Set problem
The entire listing is to be repeated verbatim.

Source material
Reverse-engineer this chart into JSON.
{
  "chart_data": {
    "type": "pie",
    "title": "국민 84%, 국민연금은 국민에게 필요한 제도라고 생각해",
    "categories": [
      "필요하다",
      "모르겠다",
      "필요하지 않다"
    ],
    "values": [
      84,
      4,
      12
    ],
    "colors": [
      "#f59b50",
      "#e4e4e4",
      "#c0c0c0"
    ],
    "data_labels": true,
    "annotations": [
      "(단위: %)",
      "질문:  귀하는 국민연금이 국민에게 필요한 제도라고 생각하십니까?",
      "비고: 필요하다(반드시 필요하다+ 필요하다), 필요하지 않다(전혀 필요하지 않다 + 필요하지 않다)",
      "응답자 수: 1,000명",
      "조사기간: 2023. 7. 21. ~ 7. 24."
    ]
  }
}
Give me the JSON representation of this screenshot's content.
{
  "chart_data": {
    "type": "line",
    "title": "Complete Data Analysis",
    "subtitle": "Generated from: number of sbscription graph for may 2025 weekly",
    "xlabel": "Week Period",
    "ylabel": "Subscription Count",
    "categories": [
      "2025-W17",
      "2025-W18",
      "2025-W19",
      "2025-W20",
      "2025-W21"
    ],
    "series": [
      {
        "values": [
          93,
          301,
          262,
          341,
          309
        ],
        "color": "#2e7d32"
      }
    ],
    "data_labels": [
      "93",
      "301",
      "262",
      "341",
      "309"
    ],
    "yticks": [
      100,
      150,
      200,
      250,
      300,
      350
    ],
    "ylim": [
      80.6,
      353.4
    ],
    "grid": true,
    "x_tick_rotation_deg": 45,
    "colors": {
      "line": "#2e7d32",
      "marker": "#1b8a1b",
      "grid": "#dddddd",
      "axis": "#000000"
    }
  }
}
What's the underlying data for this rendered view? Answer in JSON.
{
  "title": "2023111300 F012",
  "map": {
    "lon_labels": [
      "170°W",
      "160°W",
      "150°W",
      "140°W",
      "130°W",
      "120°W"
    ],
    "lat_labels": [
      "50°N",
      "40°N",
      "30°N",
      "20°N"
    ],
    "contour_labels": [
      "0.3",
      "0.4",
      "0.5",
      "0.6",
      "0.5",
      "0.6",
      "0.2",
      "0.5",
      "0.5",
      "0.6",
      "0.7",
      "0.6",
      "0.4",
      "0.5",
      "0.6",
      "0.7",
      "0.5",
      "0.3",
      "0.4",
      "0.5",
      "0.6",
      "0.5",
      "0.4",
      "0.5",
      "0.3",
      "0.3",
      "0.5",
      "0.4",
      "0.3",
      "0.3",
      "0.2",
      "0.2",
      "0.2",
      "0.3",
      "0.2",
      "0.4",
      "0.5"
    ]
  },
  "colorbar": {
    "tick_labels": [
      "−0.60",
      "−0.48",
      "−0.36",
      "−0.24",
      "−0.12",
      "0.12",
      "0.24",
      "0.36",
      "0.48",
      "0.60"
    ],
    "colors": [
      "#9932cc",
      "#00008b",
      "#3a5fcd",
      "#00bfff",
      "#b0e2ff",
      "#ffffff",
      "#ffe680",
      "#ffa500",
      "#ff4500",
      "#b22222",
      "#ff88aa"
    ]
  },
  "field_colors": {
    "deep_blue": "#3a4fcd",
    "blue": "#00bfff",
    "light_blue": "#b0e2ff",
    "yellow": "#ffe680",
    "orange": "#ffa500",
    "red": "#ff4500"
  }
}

Exercise response
Reverse-engineer this chart into JSON.
{
  "chart_data": {
    "type": "pie",
    "title": "국민 84%, 국민연금은 국민에게 필요한 제도라고 생각해",
    "categories": [
      "필요하다",
      "모르겠다",
      "필요하지 않다"
    ],
    "values": [
      84,
      4,
      12
    ],
    "colors": [
      "#f59b50",
      "#e4e4e4",
      "#c0c0c0"
    ],
    "data_labels": true,
    "annotations": [
      "(단위: %)",
      "질문:  귀하는 국민연금이 국민에게 필요한 제도라고 생각하십니까?",
      "비고: 필요하다(반드시 필요하다+ 필요하다), 필요하지 않다(전혀 필요하지 않다 + 필요하지 않다)",
      "응답자 수: 1,000명",
      "조사기간: 2023. 7. 21. ~ 7. 24."
    ]
  }
}
Give me the JSON representation of this screenshot's content.
{
  "chart_data": {
    "type": "line",
    "title": "Complete Data Analysis",
    "subtitle": "Generated from: number of sbscription graph for may 2025 weekly",
    "xlabel": "Week Period",
    "ylabel": "Subscription Count",
    "categories": [
      "2025-W17",
      "2025-W18",
      "2025-W19",
      "2025-W20",
      "2025-W21"
    ],
    "series": [
      {
        "values": [
          93,
          301,
          262,
          341,
          309
        ],
        "color": "#2e7d32"
      }
    ],
    "data_labels": [
      "93",
      "301",
      "262",
      "341",
      "309"
    ],
    "yticks": [
      100,
      150,
      200,
      250,
      300,
      350
    ],
    "ylim": [
      80.6,
      353.4
    ],
    "grid": true,
    "x_tick_rotation_deg": 45,
    "colors": {
      "line": "#2e7d32",
      "marker": "#1b8a1b",
      "grid": "#dddddd",
      "axis": "#000000"
    }
  }
}
What's the underlying data for this rendered view? Answer in JSON.
{
  "title": "2023111300 F012",
  "map": {
    "lon_labels": [
      "170°W",
      "160°W",
      "150°W",
      "140°W",
      "130°W",
      "120°W"
    ],
    "lat_labels": [
      "50°N",
      "40°N",
      "30°N",
      "20°N"
    ],
    "contour_labels": [
      "0.3",
      "0.4",
      "0.5",
      "0.6",
      "0.5",
      "0.6",
      "0.2",
      "0.5",
      "0.5",
      "0.6",
      "0.7",
      "0.6",
      "0.4",
      "0.5",
      "0.6",
      "0.7",
      "0.5",
      "0.3",
      "0.4",
      "0.5",
      "0.6",
      "0.5",
      "0.4",
      "0.5",
      "0.3",
      "0.3",
      "0.5",
      "0.4",
      "0.3",
      "0.3",
      "0.2",
      "0.2",
      "0.2",
      "0.3",
      "0.2",
      "0.4",
      "0.5"
    ]
  },
  "colorbar": {
    "tick_labels": [
      "−0.60",
      "−0.48",
      "−0.36",
      "−0.24",
      "−0.12",
      "0.12",
      "0.24",
      "0.36",
      "0.48",
      "0.60"
    ],
    "colors": [
      "#9932cc",
      "#00008b",
      "#3a5fcd",
      "#00bfff",
      "#b0e2ff",
      "#ffffff",
      "#ffe680",
      "#ffa500",
      "#ff4500",
      "#b22222",
      "#ff88aa"
    ]
  },
  "field_colors": {
    "deep_blue": "#3a4fcd",
    "blue": "#00bfff",
    "light_blue": "#b0e2ff",
    "yellow": "#ffe680",
    "orange": "#ffa500",
    "red": "#ff4500"
  }
}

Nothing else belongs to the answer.